### TASK DETAILS:
Give the data again exactly as written, skipping any pictures.

-- Start EXERCISE MATERIAL --

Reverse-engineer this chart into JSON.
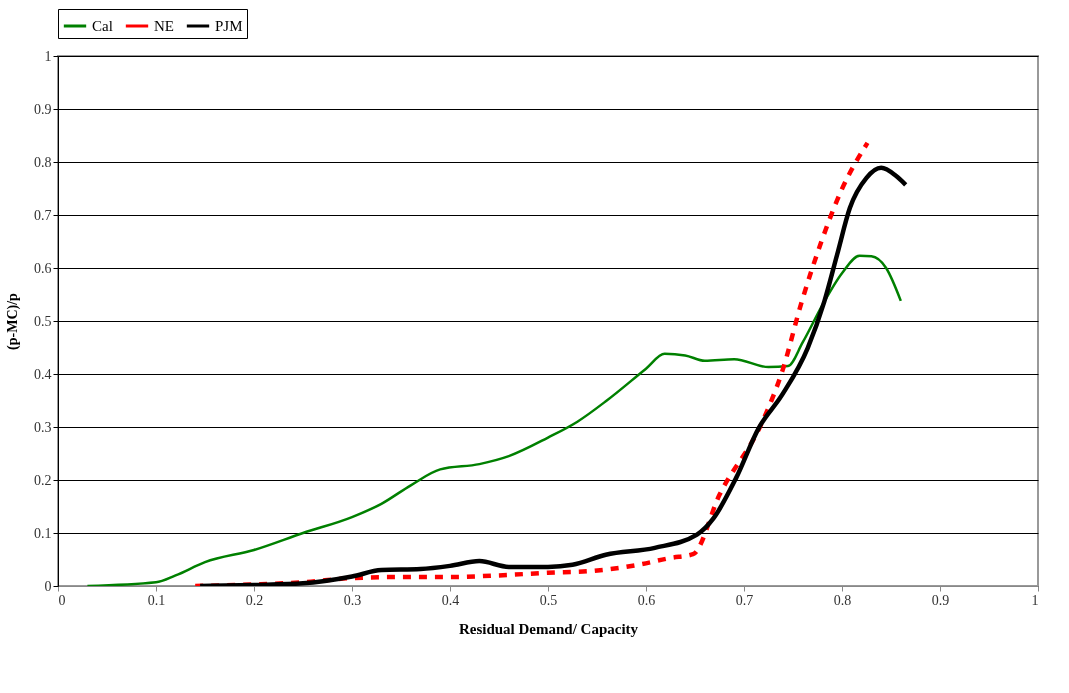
{
  "chart_data": {
    "type": "line",
    "xlabel": "Residual Demand/ Capacity",
    "ylabel": "(p-MC)/p",
    "xlim": [
      0,
      1
    ],
    "ylim": [
      0,
      1
    ],
    "xticks": [
      0,
      0.1,
      0.2,
      0.3,
      0.4,
      0.5,
      0.6,
      0.7,
      0.8,
      0.9,
      1
    ],
    "yticks": [
      0,
      0.1,
      0.2,
      0.3,
      0.4,
      0.5,
      0.6,
      0.7,
      0.8,
      0.9,
      1
    ],
    "grid": "y",
    "legend": "top",
    "marker": "none",
    "series": [
      {
        "name": "Cal",
        "color": "#008000",
        "line_style": "solid",
        "x": [
          0.03,
          0.1,
          0.12,
          0.15,
          0.2,
          0.25,
          0.3,
          0.33,
          0.36,
          0.39,
          0.43,
          0.46,
          0.5,
          0.53,
          0.56,
          0.6,
          0.619,
          0.64,
          0.66,
          0.69,
          0.725,
          0.745,
          0.76,
          0.78,
          0.8,
          0.818,
          0.83,
          0.845,
          0.86
        ],
        "values": [
          0,
          0.007,
          0.02,
          0.045,
          0.068,
          0.1,
          0.13,
          0.155,
          0.19,
          0.22,
          0.23,
          0.245,
          0.28,
          0.31,
          0.35,
          0.41,
          0.438,
          0.435,
          0.425,
          0.428,
          0.413,
          0.415,
          0.46,
          0.53,
          0.59,
          0.623,
          0.622,
          0.6,
          0.538
        ]
      },
      {
        "name": "NE",
        "color": "#ff0000",
        "line_style": "dashed",
        "x": [
          0.14,
          0.2,
          0.25,
          0.3,
          0.35,
          0.4,
          0.45,
          0.5,
          0.542,
          0.592,
          0.625,
          0.648,
          0.675,
          0.719,
          0.739,
          0.759,
          0.779,
          0.799,
          0.826
        ],
        "values": [
          0,
          0.003,
          0.007,
          0.015,
          0.017,
          0.017,
          0.02,
          0.025,
          0.028,
          0.04,
          0.053,
          0.06,
          0.172,
          0.311,
          0.405,
          0.537,
          0.65,
          0.745,
          0.836
        ]
      },
      {
        "name": "PJM",
        "color": "#000000",
        "line_style": "solid",
        "x": [
          0.145,
          0.2,
          0.25,
          0.3,
          0.33,
          0.37,
          0.4,
          0.43,
          0.46,
          0.5,
          0.525,
          0.559,
          0.609,
          0.652,
          0.669,
          0.692,
          0.715,
          0.739,
          0.765,
          0.782,
          0.795,
          0.808,
          0.825,
          0.84,
          0.855,
          0.865
        ],
        "values": [
          0,
          0.002,
          0.005,
          0.018,
          0.03,
          0.032,
          0.038,
          0.047,
          0.036,
          0.036,
          0.04,
          0.059,
          0.072,
          0.097,
          0.128,
          0.204,
          0.298,
          0.361,
          0.449,
          0.537,
          0.625,
          0.713,
          0.77,
          0.789,
          0.774,
          0.757
        ]
      }
    ]
  }
}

-- End EXERCISE MATERIAL --

### RESULT OF THE EXERCISE:
Reverse-engineer this chart into JSON.
{
  "chart_data": {
    "type": "line",
    "xlabel": "Residual Demand/ Capacity",
    "ylabel": "(p-MC)/p",
    "xlim": [
      0,
      1
    ],
    "ylim": [
      0,
      1
    ],
    "xticks": [
      0,
      0.1,
      0.2,
      0.3,
      0.4,
      0.5,
      0.6,
      0.7,
      0.8,
      0.9,
      1
    ],
    "yticks": [
      0,
      0.1,
      0.2,
      0.3,
      0.4,
      0.5,
      0.6,
      0.7,
      0.8,
      0.9,
      1
    ],
    "grid": "y",
    "legend": "top",
    "marker": "none",
    "series": [
      {
        "name": "Cal",
        "color": "#008000",
        "line_style": "solid",
        "x": [
          0.03,
          0.1,
          0.12,
          0.15,
          0.2,
          0.25,
          0.3,
          0.33,
          0.36,
          0.39,
          0.43,
          0.46,
          0.5,
          0.53,
          0.56,
          0.6,
          0.619,
          0.64,
          0.66,
          0.69,
          0.725,
          0.745,
          0.76,
          0.78,
          0.8,
          0.818,
          0.83,
          0.845,
          0.86
        ],
        "values": [
          0,
          0.007,
          0.02,
          0.045,
          0.068,
          0.1,
          0.13,
          0.155,
          0.19,
          0.22,
          0.23,
          0.245,
          0.28,
          0.31,
          0.35,
          0.41,
          0.438,
          0.435,
          0.425,
          0.428,
          0.413,
          0.415,
          0.46,
          0.53,
          0.59,
          0.623,
          0.622,
          0.6,
          0.538
        ]
      },
      {
        "name": "NE",
        "color": "#ff0000",
        "line_style": "dashed",
        "x": [
          0.14,
          0.2,
          0.25,
          0.3,
          0.35,
          0.4,
          0.45,
          0.5,
          0.542,
          0.592,
          0.625,
          0.648,
          0.675,
          0.719,
          0.739,
          0.759,
          0.779,
          0.799,
          0.826
        ],
        "values": [
          0,
          0.003,
          0.007,
          0.015,
          0.017,
          0.017,
          0.02,
          0.025,
          0.028,
          0.04,
          0.053,
          0.06,
          0.172,
          0.311,
          0.405,
          0.537,
          0.65,
          0.745,
          0.836
        ]
      },
      {
        "name": "PJM",
        "color": "#000000",
        "line_style": "solid",
        "x": [
          0.145,
          0.2,
          0.25,
          0.3,
          0.33,
          0.37,
          0.4,
          0.43,
          0.46,
          0.5,
          0.525,
          0.559,
          0.609,
          0.652,
          0.669,
          0.692,
          0.715,
          0.739,
          0.765,
          0.782,
          0.795,
          0.808,
          0.825,
          0.84,
          0.855,
          0.865
        ],
        "values": [
          0,
          0.002,
          0.005,
          0.018,
          0.03,
          0.032,
          0.038,
          0.047,
          0.036,
          0.036,
          0.04,
          0.059,
          0.072,
          0.097,
          0.128,
          0.204,
          0.298,
          0.361,
          0.449,
          0.537,
          0.625,
          0.713,
          0.77,
          0.789,
          0.774,
          0.757
        ]
      }
    ]
  }
}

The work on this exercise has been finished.